Aim: Write out the material exactly, leaving every picture behind.

────

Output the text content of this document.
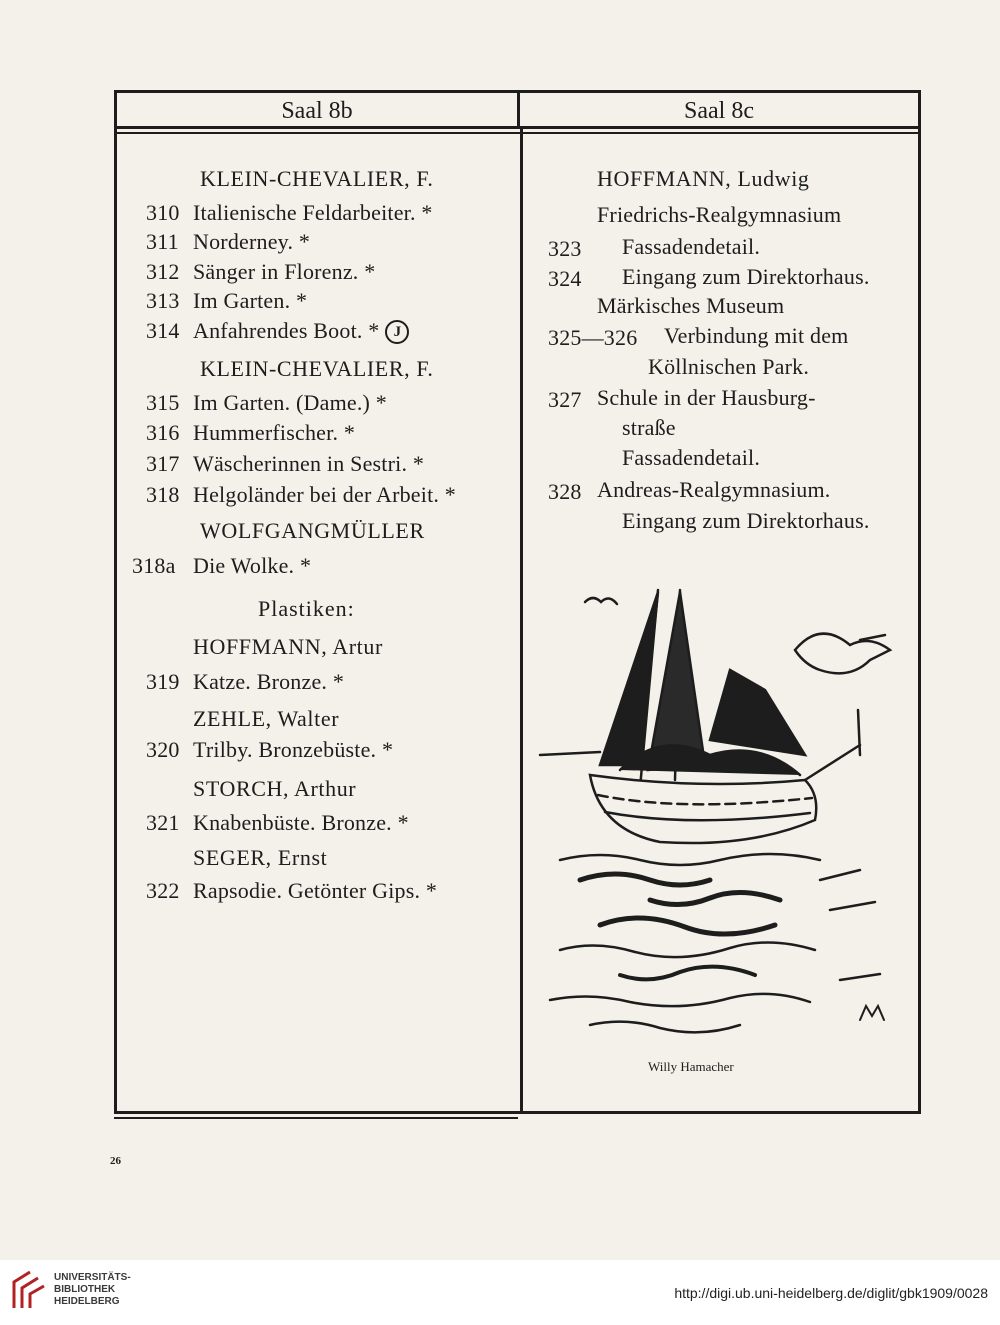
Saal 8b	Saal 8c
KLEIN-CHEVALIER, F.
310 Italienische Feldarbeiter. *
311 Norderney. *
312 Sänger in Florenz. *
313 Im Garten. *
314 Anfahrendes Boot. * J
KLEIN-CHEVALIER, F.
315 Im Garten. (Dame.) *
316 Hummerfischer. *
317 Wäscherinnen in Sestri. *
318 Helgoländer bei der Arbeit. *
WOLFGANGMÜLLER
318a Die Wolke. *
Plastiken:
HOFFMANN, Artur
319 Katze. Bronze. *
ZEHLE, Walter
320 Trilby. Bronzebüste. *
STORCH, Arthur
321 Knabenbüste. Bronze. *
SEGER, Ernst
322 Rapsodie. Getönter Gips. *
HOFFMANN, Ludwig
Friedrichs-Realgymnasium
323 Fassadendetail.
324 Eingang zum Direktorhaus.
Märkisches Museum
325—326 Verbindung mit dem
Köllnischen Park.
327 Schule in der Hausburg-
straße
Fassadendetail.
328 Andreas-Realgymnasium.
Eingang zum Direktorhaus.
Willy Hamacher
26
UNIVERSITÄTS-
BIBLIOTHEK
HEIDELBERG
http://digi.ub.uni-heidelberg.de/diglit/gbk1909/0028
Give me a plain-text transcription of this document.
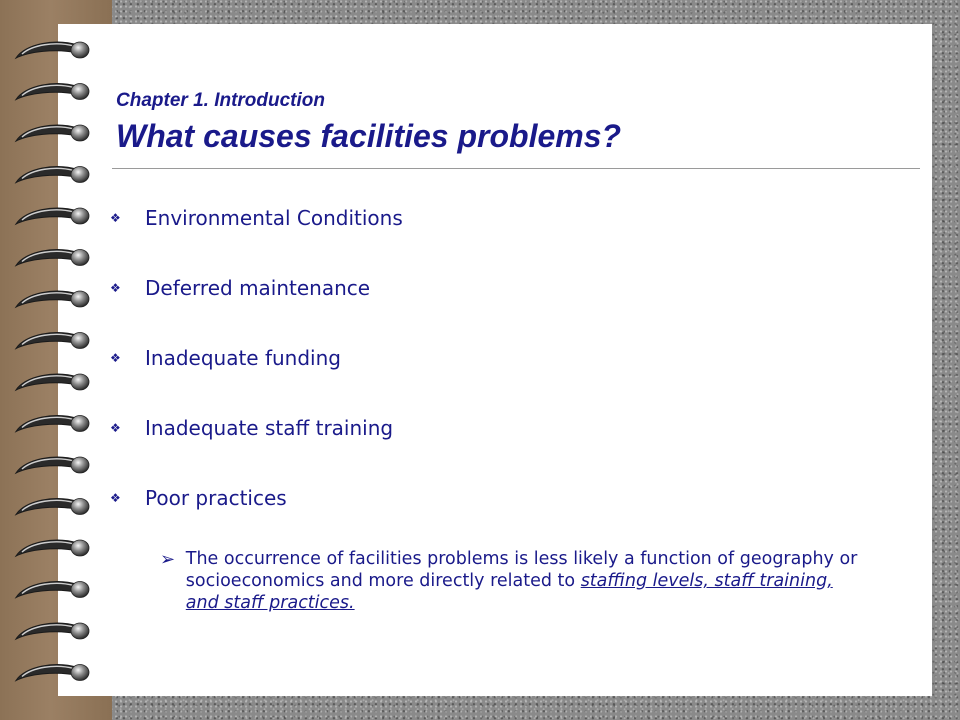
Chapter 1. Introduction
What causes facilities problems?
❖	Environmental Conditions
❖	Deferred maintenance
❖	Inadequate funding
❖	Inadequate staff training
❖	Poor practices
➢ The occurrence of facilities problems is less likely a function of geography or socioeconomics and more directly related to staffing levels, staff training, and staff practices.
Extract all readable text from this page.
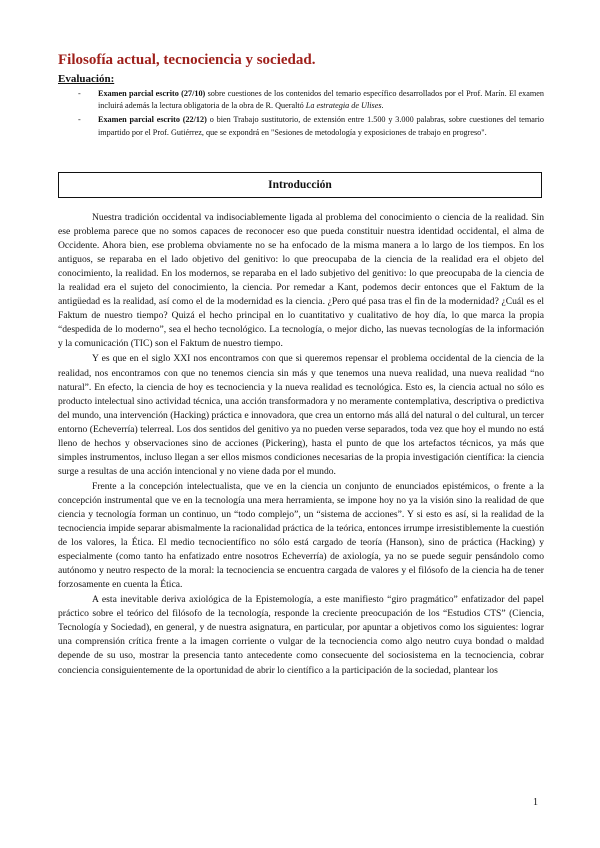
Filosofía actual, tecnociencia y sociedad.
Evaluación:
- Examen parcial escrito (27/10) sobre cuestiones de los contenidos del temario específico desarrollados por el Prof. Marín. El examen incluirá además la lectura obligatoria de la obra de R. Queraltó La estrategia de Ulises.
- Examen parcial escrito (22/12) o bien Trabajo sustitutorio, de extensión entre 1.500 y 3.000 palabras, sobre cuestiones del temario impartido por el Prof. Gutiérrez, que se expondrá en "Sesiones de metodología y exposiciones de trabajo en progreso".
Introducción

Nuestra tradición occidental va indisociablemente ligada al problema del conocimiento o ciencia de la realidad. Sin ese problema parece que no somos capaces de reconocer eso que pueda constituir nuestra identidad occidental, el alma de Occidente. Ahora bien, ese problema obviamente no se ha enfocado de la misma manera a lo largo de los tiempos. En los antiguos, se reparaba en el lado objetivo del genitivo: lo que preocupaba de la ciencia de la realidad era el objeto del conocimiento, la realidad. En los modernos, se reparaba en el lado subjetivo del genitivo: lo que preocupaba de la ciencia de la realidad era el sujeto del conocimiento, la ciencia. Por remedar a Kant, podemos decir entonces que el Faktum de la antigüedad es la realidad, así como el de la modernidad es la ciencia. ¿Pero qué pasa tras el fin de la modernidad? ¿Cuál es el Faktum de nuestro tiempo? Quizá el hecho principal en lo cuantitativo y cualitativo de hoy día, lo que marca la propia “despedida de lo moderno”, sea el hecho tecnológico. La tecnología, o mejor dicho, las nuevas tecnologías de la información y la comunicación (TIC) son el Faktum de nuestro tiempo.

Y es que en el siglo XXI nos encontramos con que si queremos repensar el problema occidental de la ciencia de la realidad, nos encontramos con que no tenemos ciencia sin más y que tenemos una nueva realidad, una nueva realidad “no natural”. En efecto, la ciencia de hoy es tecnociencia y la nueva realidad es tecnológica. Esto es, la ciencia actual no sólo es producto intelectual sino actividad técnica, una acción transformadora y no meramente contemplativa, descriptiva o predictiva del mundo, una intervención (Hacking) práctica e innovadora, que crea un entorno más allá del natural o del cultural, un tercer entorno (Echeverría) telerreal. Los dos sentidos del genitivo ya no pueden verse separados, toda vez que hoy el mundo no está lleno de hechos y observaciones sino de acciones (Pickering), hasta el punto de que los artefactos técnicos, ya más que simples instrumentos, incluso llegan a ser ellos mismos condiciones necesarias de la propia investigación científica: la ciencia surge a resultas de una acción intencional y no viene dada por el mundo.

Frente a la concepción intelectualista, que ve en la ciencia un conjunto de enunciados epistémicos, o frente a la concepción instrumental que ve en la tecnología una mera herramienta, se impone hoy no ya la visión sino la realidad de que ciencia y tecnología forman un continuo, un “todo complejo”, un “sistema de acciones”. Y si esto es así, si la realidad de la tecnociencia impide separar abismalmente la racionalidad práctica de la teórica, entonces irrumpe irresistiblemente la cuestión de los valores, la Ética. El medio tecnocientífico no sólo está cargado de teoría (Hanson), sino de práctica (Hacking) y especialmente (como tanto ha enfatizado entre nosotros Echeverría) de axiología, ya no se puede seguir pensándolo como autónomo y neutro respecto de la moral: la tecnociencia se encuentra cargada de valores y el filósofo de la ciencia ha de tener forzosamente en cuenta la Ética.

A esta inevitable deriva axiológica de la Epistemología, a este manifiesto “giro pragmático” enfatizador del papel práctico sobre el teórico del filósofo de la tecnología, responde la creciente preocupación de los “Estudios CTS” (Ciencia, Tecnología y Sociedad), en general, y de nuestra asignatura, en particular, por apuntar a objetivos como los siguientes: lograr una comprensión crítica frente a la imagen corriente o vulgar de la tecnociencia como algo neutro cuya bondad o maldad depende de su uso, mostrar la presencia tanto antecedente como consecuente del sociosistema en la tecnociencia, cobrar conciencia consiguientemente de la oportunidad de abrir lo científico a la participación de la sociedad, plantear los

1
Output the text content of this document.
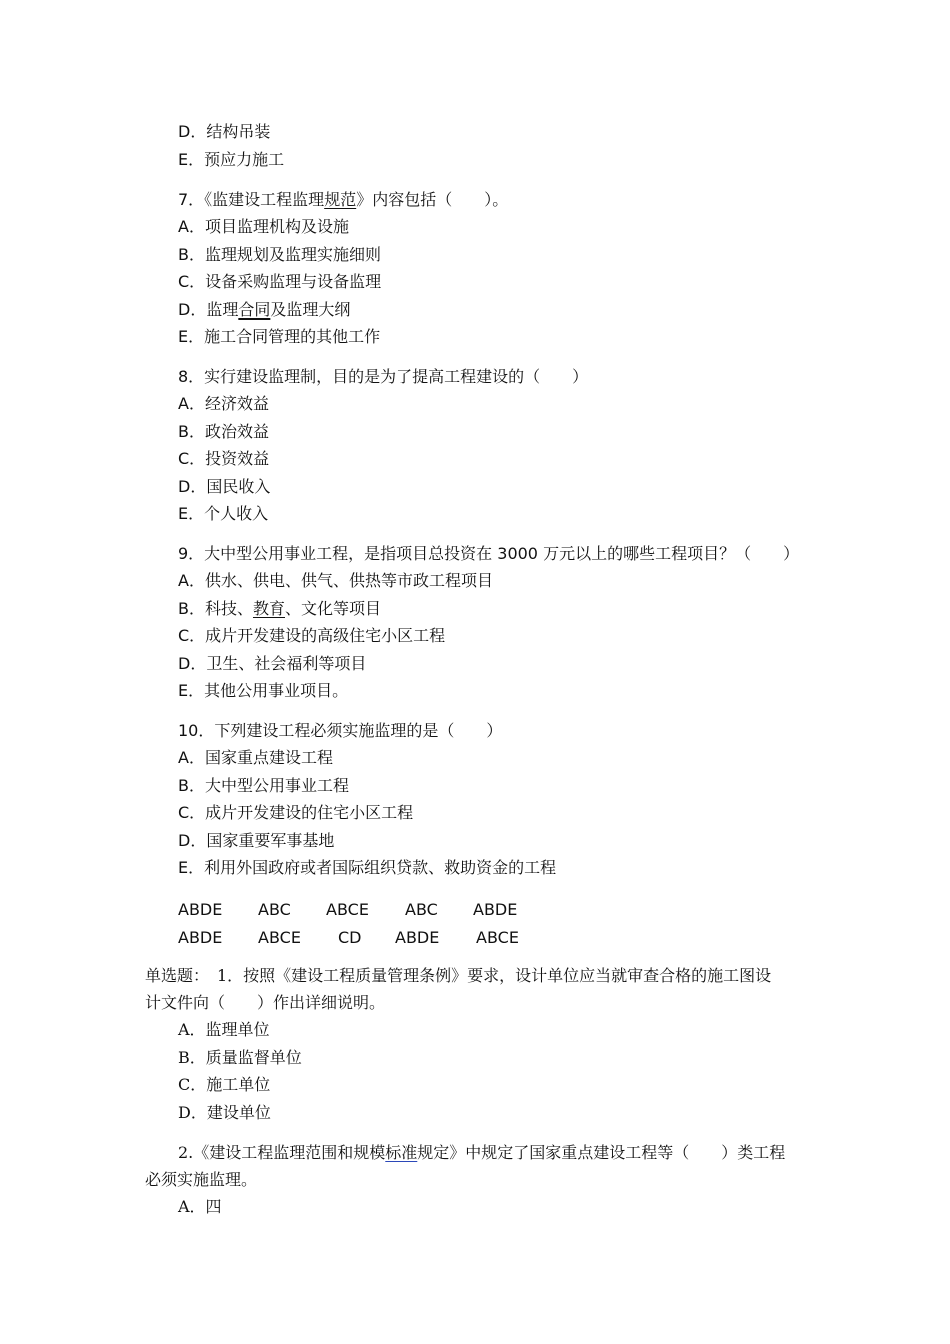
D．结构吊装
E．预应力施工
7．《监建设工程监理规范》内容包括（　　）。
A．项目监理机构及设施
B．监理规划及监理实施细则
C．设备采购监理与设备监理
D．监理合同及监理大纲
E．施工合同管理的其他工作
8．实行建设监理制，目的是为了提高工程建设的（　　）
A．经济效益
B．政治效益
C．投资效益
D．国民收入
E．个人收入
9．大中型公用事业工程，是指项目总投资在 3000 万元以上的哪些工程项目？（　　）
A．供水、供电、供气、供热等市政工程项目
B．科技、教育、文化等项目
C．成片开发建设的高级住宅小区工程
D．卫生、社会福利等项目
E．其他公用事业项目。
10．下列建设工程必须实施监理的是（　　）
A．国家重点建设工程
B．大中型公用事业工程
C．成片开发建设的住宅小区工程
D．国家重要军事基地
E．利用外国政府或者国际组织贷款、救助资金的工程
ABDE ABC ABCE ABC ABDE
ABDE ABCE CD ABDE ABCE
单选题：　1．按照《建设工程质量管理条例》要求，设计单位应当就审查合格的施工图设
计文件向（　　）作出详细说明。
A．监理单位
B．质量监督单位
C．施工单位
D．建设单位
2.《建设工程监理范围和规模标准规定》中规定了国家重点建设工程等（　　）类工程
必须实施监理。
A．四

────

The solution:
Output the text content of this document.
Saal 8b	Saal 8c
KLEIN-CHEVALIER, F.
310 Italienische Feldarbeiter. *
311 Norderney. *
312 Sänger in Florenz. *
313 Im Garten. *
314 Anfahrendes Boot. * J
KLEIN-CHEVALIER, F.
315 Im Garten. (Dame.) *
316 Hummerfischer. *
317 Wäscherinnen in Sestri. *
318 Helgoländer bei der Arbeit. *
WOLFGANGMÜLLER
318a Die Wolke. *
Plastiken:
HOFFMANN, Artur
319 Katze. Bronze. *
ZEHLE, Walter
320 Trilby. Bronzebüste. *
STORCH, Arthur
321 Knabenbüste. Bronze. *
SEGER, Ernst
322 Rapsodie. Getönter Gips. *
HOFFMANN, Ludwig
Friedrichs-Realgymnasium
323 Fassadendetail.
324 Eingang zum Direktorhaus.
Märkisches Museum
325—326 Verbindung mit dem
Köllnischen Park.
327 Schule in der Hausburg-
straße
Fassadendetail.
328 Andreas-Realgymnasium.
Eingang zum Direktorhaus.
Willy Hamacher
26
UNIVERSITÄTS-
BIBLIOTHEK
HEIDELBERG
http://digi.ub.uni-heidelberg.de/diglit/gbk1909/0028
Give me a plain-text transcription of this document.
Chapter 1. Introduction
What causes facilities problems?
❖	Environmental Conditions
❖	Deferred maintenance
❖	Inadequate funding
❖	Inadequate staff training
❖	Poor practices
➢ The occurrence of facilities problems is less likely a function of geography or socioeconomics and more directly related to staffing levels, staff training, and staff practices.
Extract all readable text from this page.
Filosofía actual, tecnociencia y sociedad.
Evaluación:
- Examen parcial escrito (27/10) sobre cuestiones de los contenidos del temario específico desarrollados por el Prof. Marín. El examen incluirá además la lectura obligatoria de la obra de R. Queraltó La estrategia de Ulises.
- Examen parcial escrito (22/12) o bien Trabajo sustitutorio, de extensión entre 1.500 y 3.000 palabras, sobre cuestiones del temario impartido por el Prof. Gutiérrez, que se expondrá en "Sesiones de metodología y exposiciones de trabajo en progreso".
Introducción

Nuestra tradición occidental va indisociablemente ligada al problema del conocimiento o ciencia de la realidad. Sin ese problema parece que no somos capaces de reconocer eso que pueda constituir nuestra identidad occidental, el alma de Occidente. Ahora bien, ese problema obviamente no se ha enfocado de la misma manera a lo largo de los tiempos. En los antiguos, se reparaba en el lado objetivo del genitivo: lo que preocupaba de la ciencia de la realidad era el objeto del conocimiento, la realidad. En los modernos, se reparaba en el lado subjetivo del genitivo: lo que preocupaba de la ciencia de la realidad era el sujeto del conocimiento, la ciencia. Por remedar a Kant, podemos decir entonces que el Faktum de la antigüedad es la realidad, así como el de la modernidad es la ciencia. ¿Pero qué pasa tras el fin de la modernidad? ¿Cuál es el Faktum de nuestro tiempo? Quizá el hecho principal en lo cuantitativo y cualitativo de hoy día, lo que marca la propia “despedida de lo moderno”, sea el hecho tecnológico. La tecnología, o mejor dicho, las nuevas tecnologías de la información y la comunicación (TIC) son el Faktum de nuestro tiempo.

Y es que en el siglo XXI nos encontramos con que si queremos repensar el problema occidental de la ciencia de la realidad, nos encontramos con que no tenemos ciencia sin más y que tenemos una nueva realidad, una nueva realidad “no natural”. En efecto, la ciencia de hoy es tecnociencia y la nueva realidad es tecnológica. Esto es, la ciencia actual no sólo es producto intelectual sino actividad técnica, una acción transformadora y no meramente contemplativa, descriptiva o predictiva del mundo, una intervención (Hacking) práctica e innovadora, que crea un entorno más allá del natural o del cultural, un tercer entorno (Echeverría) telerreal. Los dos sentidos del genitivo ya no pueden verse separados, toda vez que hoy el mundo no está lleno de hechos y observaciones sino de acciones (Pickering), hasta el punto de que los artefactos técnicos, ya más que simples instrumentos, incluso llegan a ser ellos mismos condiciones necesarias de la propia investigación científica: la ciencia surge a resultas de una acción intencional y no viene dada por el mundo.

Frente a la concepción intelectualista, que ve en la ciencia un conjunto de enunciados epistémicos, o frente a la concepción instrumental que ve en la tecnología una mera herramienta, se impone hoy no ya la visión sino la realidad de que ciencia y tecnología forman un continuo, un “todo complejo”, un “sistema de acciones”. Y si esto es así, si la realidad de la tecnociencia impide separar abismalmente la racionalidad práctica de la teórica, entonces irrumpe irresistiblemente la cuestión de los valores, la Ética. El medio tecnocientífico no sólo está cargado de teoría (Hanson), sino de práctica (Hacking) y especialmente (como tanto ha enfatizado entre nosotros Echeverría) de axiología, ya no se puede seguir pensándolo como autónomo y neutro respecto de la moral: la tecnociencia se encuentra cargada de valores y el filósofo de la ciencia ha de tener forzosamente en cuenta la Ética.

A esta inevitable deriva axiológica de la Epistemología, a este manifiesto “giro pragmático” enfatizador del papel práctico sobre el teórico del filósofo de la tecnología, responde la creciente preocupación de los “Estudios CTS” (Ciencia, Tecnología y Sociedad), en general, y de nuestra asignatura, en particular, por apuntar a objetivos como los siguientes: lograr una comprensión crítica frente a la imagen corriente o vulgar de la tecnociencia como algo neutro cuya bondad o maldad depende de su uso, mostrar la presencia tanto antecedente como consecuente del sociosistema en la tecnociencia, cobrar conciencia consiguientemente de la oportunidad de abrir lo científico a la participación de la sociedad, plantear los

1
Output the text content of this document.
D．结构吊装
E．预应力施工
7．《监建设工程监理规范》内容包括（　　）。
A．项目监理机构及设施
B．监理规划及监理实施细则
C．设备采购监理与设备监理
D．监理合同及监理大纲
E．施工合同管理的其他工作
8．实行建设监理制，目的是为了提高工程建设的（　　）
A．经济效益
B．政治效益
C．投资效益
D．国民收入
E．个人收入
9．大中型公用事业工程，是指项目总投资在 3000 万元以上的哪些工程项目？（　　）
A．供水、供电、供气、供热等市政工程项目
B．科技、教育、文化等项目
C．成片开发建设的高级住宅小区工程
D．卫生、社会福利等项目
E．其他公用事业项目。
10．下列建设工程必须实施监理的是（　　）
A．国家重点建设工程
B．大中型公用事业工程
C．成片开发建设的住宅小区工程
D．国家重要军事基地
E．利用外国政府或者国际组织贷款、救助资金的工程
ABDE ABC ABCE ABC ABDE
ABDE ABCE CD ABDE ABCE
单选题：　1．按照《建设工程质量管理条例》要求，设计单位应当就审查合格的施工图设
计文件向（　　）作出详细说明。
A．监理单位
B．质量监督单位
C．施工单位
D．建设单位
2.《建设工程监理范围和规模标准规定》中规定了国家重点建设工程等（　　）类工程
必须实施监理。
A．四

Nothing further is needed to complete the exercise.